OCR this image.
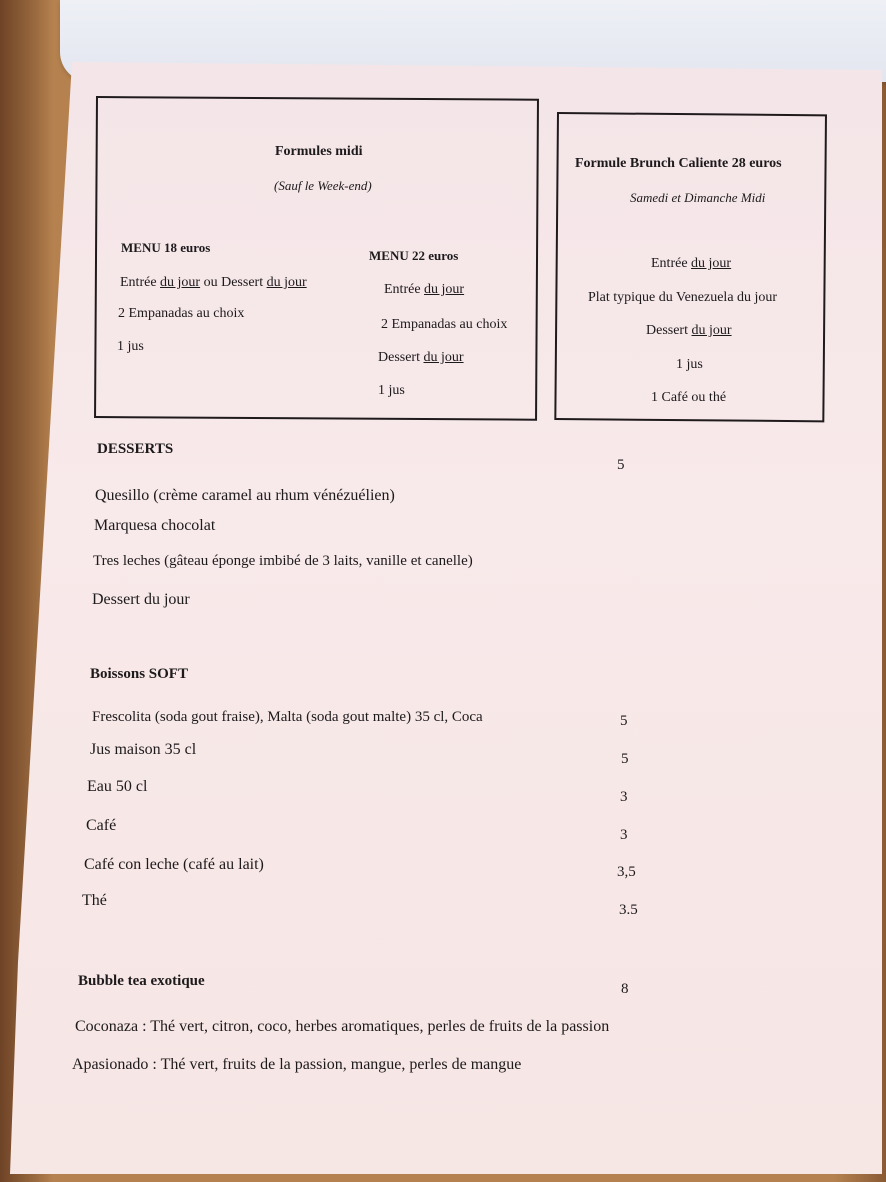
Formules midi
(Sauf le Week-end)
MENU 18 euros
Entrée du jour ou Dessert du jour
2 Empanadas au choix
1 jus
MENU 22 euros
Entrée du jour
2 Empanadas au choix
Dessert du jour
1 jus
Formule Brunch Caliente 28 euros
Samedi et Dimanche Midi
Entrée du jour
Plat typique du Venezuela du jour
Dessert du jour
1 jus
1 Café ou thé
DESSERTS
5
Quesillo (crème caramel au rhum vénézuélien)
Marquesa chocolat
Tres leches (gâteau éponge imbibé de 3 laits, vanille et canelle)
Dessert du jour
Boissons SOFT
Frescolita (soda gout fraise), Malta (soda gout malte) 35 cl, Coca	5
Jus maison 35 cl
5
Eau 50 cl
3
Café
3
Café con leche (café au lait)	3,5
Thé
3.5
Bubble tea exotique	8
Coconaza : Thé vert, citron, coco, herbes aromatiques, perles de fruits de la passion
Apasionado : Thé vert, fruits de la passion, mangue, perles de mangue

|---|

* Task prompt *
Extract every line above containing the word "fruits".

* Worked answer *
Coconaza : Thé vert, citron, coco, herbes aromatiques, perles de fruits de la passion
Apasionado : Thé vert, fruits de la passion, mangue, perles de mangue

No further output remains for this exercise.